[Opening Source data section]
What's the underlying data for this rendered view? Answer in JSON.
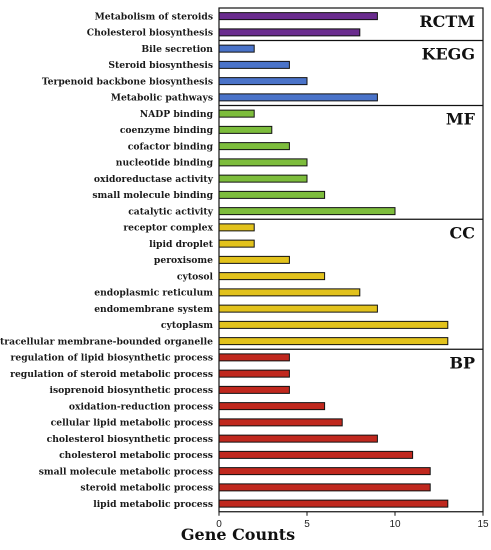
{
  "chart_data": {
    "type": "bar",
    "orientation": "horizontal",
    "xlabel": "Gene Counts",
    "xlim": [
      0,
      15
    ],
    "xticks": [
      0,
      5,
      10,
      15
    ],
    "grid": false,
    "groups": [
      {
        "name": "RCTM",
        "color": "#6a2c8e",
        "categories": [
          "Metabolism of steroids",
          "Cholesterol biosynthesis"
        ],
        "values": [
          9,
          8
        ]
      },
      {
        "name": "KEGG",
        "color": "#4a73c9",
        "categories": [
          "Bile secretion",
          "Steroid biosynthesis",
          "Terpenoid backbone biosynthesis",
          "Metabolic pathways"
        ],
        "values": [
          2,
          4,
          5,
          9
        ]
      },
      {
        "name": "MF",
        "color": "#7dbd3c",
        "categories": [
          "NADP binding",
          "coenzyme binding",
          "cofactor binding",
          "nucleotide binding",
          "oxidoreductase activity",
          "small molecule binding",
          "catalytic activity"
        ],
        "values": [
          2,
          3,
          4,
          5,
          5,
          6,
          10
        ]
      },
      {
        "name": "CC",
        "color": "#e2c21c",
        "categories": [
          "receptor complex",
          "lipid droplet",
          "peroxisome",
          "cytosol",
          "endoplasmic reticulum",
          "endomembrane system",
          "cytoplasm",
          "intracellular membrane-bounded organelle"
        ],
        "values": [
          2,
          2,
          4,
          6,
          8,
          9,
          13,
          13
        ]
      },
      {
        "name": "BP",
        "color": "#c0281e",
        "categories": [
          "regulation of lipid biosynthetic process",
          "regulation of steroid metabolic process",
          "isoprenoid biosynthetic process",
          "oxidation-reduction process",
          "cellular lipid metabolic process",
          "cholesterol biosynthetic process",
          "cholesterol metabolic process",
          "small molecule metabolic process",
          "steroid metabolic process",
          "lipid metabolic process"
        ],
        "values": [
          4,
          4,
          4,
          6,
          7,
          9,
          11,
          12,
          12,
          13
        ]
      }
    ]
  }
}
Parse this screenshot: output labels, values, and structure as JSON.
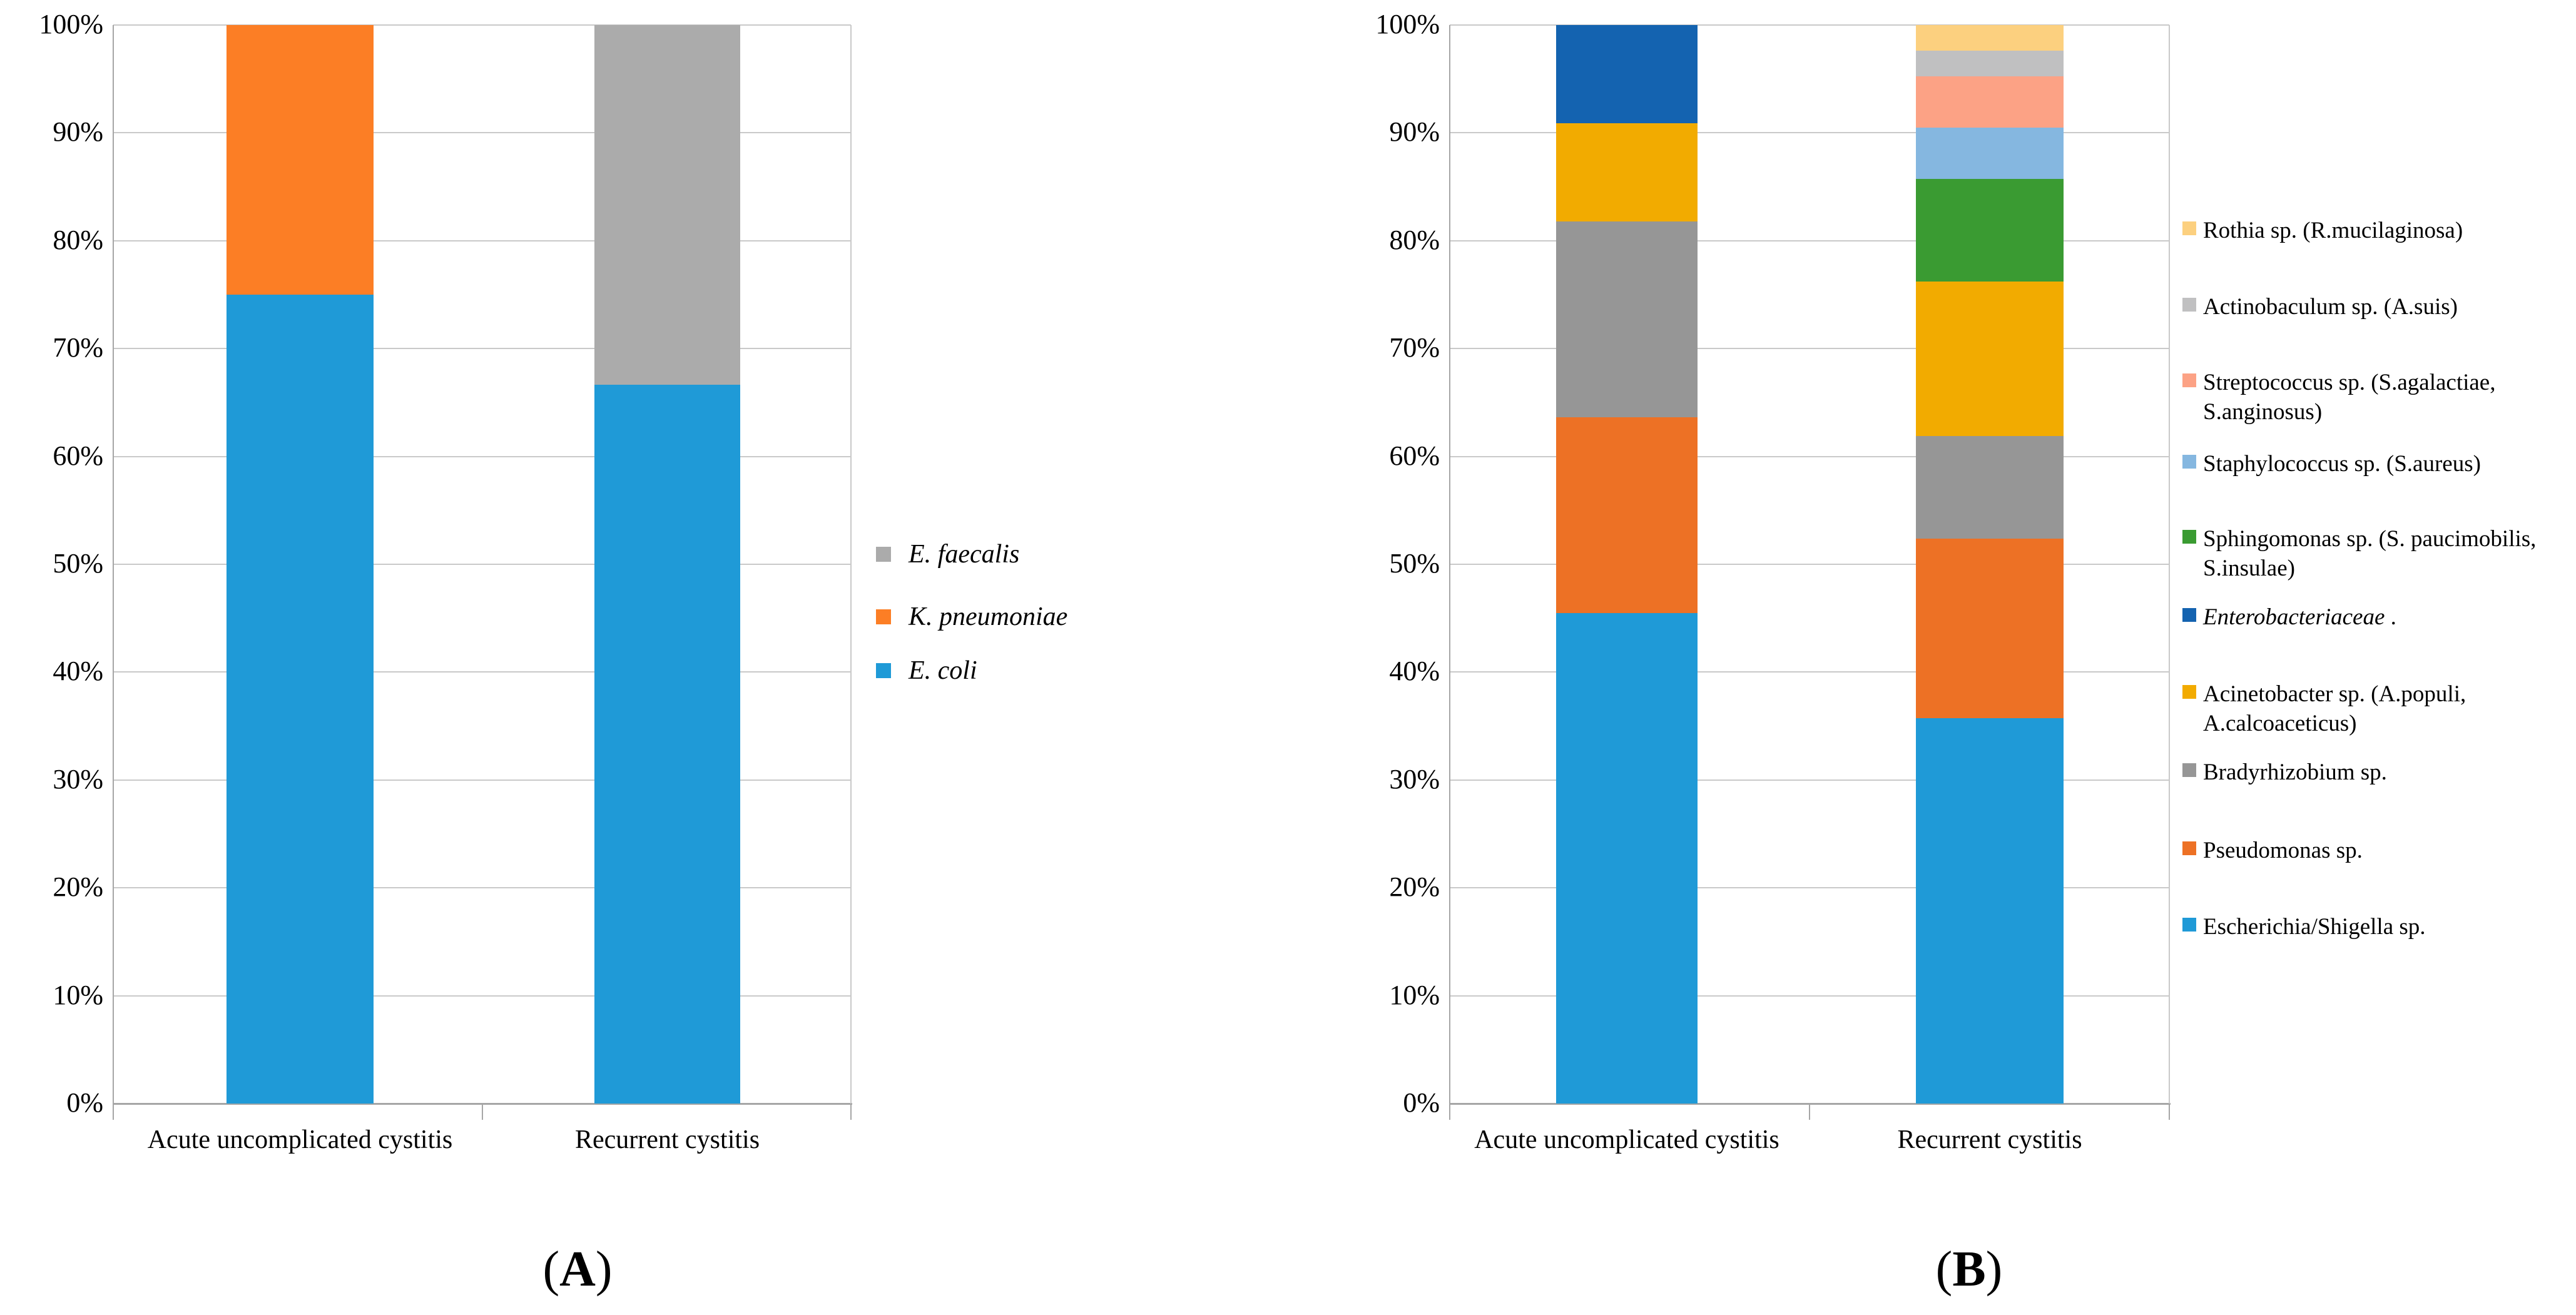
{
  "chart_data": [
    {
      "id": "A",
      "type": "bar",
      "stacked": true,
      "units": "percent",
      "title": "",
      "caption_open": "(",
      "caption_letter": "A",
      "caption_close": ")",
      "categories": [
        "Acute uncomplicated cystitis",
        "Recurrent cystitis"
      ],
      "y_axis": {
        "tick_labels": [
          "0%",
          "10%",
          "20%",
          "30%",
          "40%",
          "50%",
          "60%",
          "70%",
          "80%",
          "90%",
          "100%"
        ],
        "ylim": [
          0,
          100
        ],
        "grid": true
      },
      "legend_position": "right",
      "series": [
        {
          "name": "E. coli",
          "italic": true,
          "color": "#1F9AD7",
          "values": [
            75,
            66.67
          ]
        },
        {
          "name": "K. pneumoniae",
          "italic": true,
          "color": "#FC7E25",
          "values": [
            25,
            0
          ]
        },
        {
          "name": "E. faecalis",
          "italic": true,
          "color": "#ABABAB",
          "values": [
            0,
            33.33
          ]
        }
      ]
    },
    {
      "id": "B",
      "type": "bar",
      "stacked": true,
      "units": "percent",
      "title": "",
      "caption_open": "(",
      "caption_letter": "B",
      "caption_close": ")",
      "categories": [
        "Acute uncomplicated cystitis",
        "Recurrent cystitis"
      ],
      "y_axis": {
        "tick_labels": [
          "0%",
          "10%",
          "20%",
          "30%",
          "40%",
          "50%",
          "60%",
          "70%",
          "80%",
          "90%",
          "100%"
        ],
        "ylim": [
          0,
          100
        ],
        "grid": true
      },
      "legend_position": "right",
      "series": [
        {
          "name": "Escherichia/Shigella sp.",
          "color": "#1F9AD7",
          "values": [
            45.45,
            35.71
          ]
        },
        {
          "name": "Pseudomonas sp.",
          "color": "#ED7125",
          "values": [
            18.18,
            16.67
          ]
        },
        {
          "name": "Bradyrhizobium sp.",
          "color": "#969696",
          "values": [
            18.18,
            9.52
          ]
        },
        {
          "name": "Acinetobacter sp. (A.populi, A.calcoaceticus)",
          "color": "#F2AB00",
          "values": [
            9.09,
            14.29
          ]
        },
        {
          "name": "Enterobacteriaceae",
          "trailing": " .",
          "italic": true,
          "color": "#1463B0",
          "values": [
            9.09,
            0
          ]
        },
        {
          "name": "Sphingomonas sp. (S. paucimobilis, S.insulae)",
          "color": "#3A9B32",
          "values": [
            0,
            9.52
          ]
        },
        {
          "name": "Staphylococcus sp. (S.aureus)",
          "color": "#85B7E0",
          "values": [
            0,
            4.76
          ]
        },
        {
          "name": "Streptococcus sp. (S.agalactiae, S.anginosus)",
          "color": "#FCA285",
          "values": [
            0,
            4.76
          ]
        },
        {
          "name": "Actinobaculum sp. (A.suis)",
          "color": "#C0C0C1",
          "values": [
            0,
            2.38
          ]
        },
        {
          "name": "Rothia sp. (R.mucilaginosa)",
          "color": "#FCD07F",
          "values": [
            0,
            2.38
          ]
        }
      ]
    }
  ]
}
[Closing Source data section]
• The task
Please write out all the entries above exactly, but leave out the pictures.

• Solution for this task
What's the underlying data for this rendered view? Answer in JSON.
{
  "chart_data": {
    "type": "bar",
    "orientation": "horizontal",
    "xlabel": "Gene Counts",
    "xlim": [
      0,
      15
    ],
    "xticks": [
      0,
      5,
      10,
      15
    ],
    "grid": false,
    "groups": [
      {
        "name": "RCTM",
        "color": "#6a2c8e",
        "categories": [
          "Metabolism of steroids",
          "Cholesterol biosynthesis"
        ],
        "values": [
          9,
          8
        ]
      },
      {
        "name": "KEGG",
        "color": "#4a73c9",
        "categories": [
          "Bile secretion",
          "Steroid biosynthesis",
          "Terpenoid backbone biosynthesis",
          "Metabolic pathways"
        ],
        "values": [
          2,
          4,
          5,
          9
        ]
      },
      {
        "name": "MF",
        "color": "#7dbd3c",
        "categories": [
          "NADP binding",
          "coenzyme binding",
          "cofactor binding",
          "nucleotide binding",
          "oxidoreductase activity",
          "small molecule binding",
          "catalytic activity"
        ],
        "values": [
          2,
          3,
          4,
          5,
          5,
          6,
          10
        ]
      },
      {
        "name": "CC",
        "color": "#e2c21c",
        "categories": [
          "receptor complex",
          "lipid droplet",
          "peroxisome",
          "cytosol",
          "endoplasmic reticulum",
          "endomembrane system",
          "cytoplasm",
          "intracellular membrane-bounded organelle"
        ],
        "values": [
          2,
          2,
          4,
          6,
          8,
          9,
          13,
          13
        ]
      },
      {
        "name": "BP",
        "color": "#c0281e",
        "categories": [
          "regulation of lipid biosynthetic process",
          "regulation of steroid metabolic process",
          "isoprenoid biosynthetic process",
          "oxidation-reduction process",
          "cellular lipid metabolic process",
          "cholesterol biosynthetic process",
          "cholesterol metabolic process",
          "small molecule metabolic process",
          "steroid metabolic process",
          "lipid metabolic process"
        ],
        "values": [
          4,
          4,
          4,
          6,
          7,
          9,
          11,
          12,
          12,
          13
        ]
      }
    ]
  }
}
Parse this screenshot: output labels, values, and structure as JSON.
{
  "chart_data": [
    {
      "id": "A",
      "type": "bar",
      "stacked": true,
      "units": "percent",
      "title": "",
      "caption_open": "(",
      "caption_letter": "A",
      "caption_close": ")",
      "categories": [
        "Acute uncomplicated cystitis",
        "Recurrent cystitis"
      ],
      "y_axis": {
        "tick_labels": [
          "0%",
          "10%",
          "20%",
          "30%",
          "40%",
          "50%",
          "60%",
          "70%",
          "80%",
          "90%",
          "100%"
        ],
        "ylim": [
          0,
          100
        ],
        "grid": true
      },
      "legend_position": "right",
      "series": [
        {
          "name": "E. coli",
          "italic": true,
          "color": "#1F9AD7",
          "values": [
            75,
            66.67
          ]
        },
        {
          "name": "K. pneumoniae",
          "italic": true,
          "color": "#FC7E25",
          "values": [
            25,
            0
          ]
        },
        {
          "name": "E. faecalis",
          "italic": true,
          "color": "#ABABAB",
          "values": [
            0,
            33.33
          ]
        }
      ]
    },
    {
      "id": "B",
      "type": "bar",
      "stacked": true,
      "units": "percent",
      "title": "",
      "caption_open": "(",
      "caption_letter": "B",
      "caption_close": ")",
      "categories": [
        "Acute uncomplicated cystitis",
        "Recurrent cystitis"
      ],
      "y_axis": {
        "tick_labels": [
          "0%",
          "10%",
          "20%",
          "30%",
          "40%",
          "50%",
          "60%",
          "70%",
          "80%",
          "90%",
          "100%"
        ],
        "ylim": [
          0,
          100
        ],
        "grid": true
      },
      "legend_position": "right",
      "series": [
        {
          "name": "Escherichia/Shigella sp.",
          "color": "#1F9AD7",
          "values": [
            45.45,
            35.71
          ]
        },
        {
          "name": "Pseudomonas sp.",
          "color": "#ED7125",
          "values": [
            18.18,
            16.67
          ]
        },
        {
          "name": "Bradyrhizobium sp.",
          "color": "#969696",
          "values": [
            18.18,
            9.52
          ]
        },
        {
          "name": "Acinetobacter sp. (A.populi, A.calcoaceticus)",
          "color": "#F2AB00",
          "values": [
            9.09,
            14.29
          ]
        },
        {
          "name": "Enterobacteriaceae",
          "trailing": " .",
          "italic": true,
          "color": "#1463B0",
          "values": [
            9.09,
            0
          ]
        },
        {
          "name": "Sphingomonas sp. (S. paucimobilis, S.insulae)",
          "color": "#3A9B32",
          "values": [
            0,
            9.52
          ]
        },
        {
          "name": "Staphylococcus sp. (S.aureus)",
          "color": "#85B7E0",
          "values": [
            0,
            4.76
          ]
        },
        {
          "name": "Streptococcus sp. (S.agalactiae, S.anginosus)",
          "color": "#FCA285",
          "values": [
            0,
            4.76
          ]
        },
        {
          "name": "Actinobaculum sp. (A.suis)",
          "color": "#C0C0C1",
          "values": [
            0,
            2.38
          ]
        },
        {
          "name": "Rothia sp. (R.mucilaginosa)",
          "color": "#FCD07F",
          "values": [
            0,
            2.38
          ]
        }
      ]
    }
  ]
}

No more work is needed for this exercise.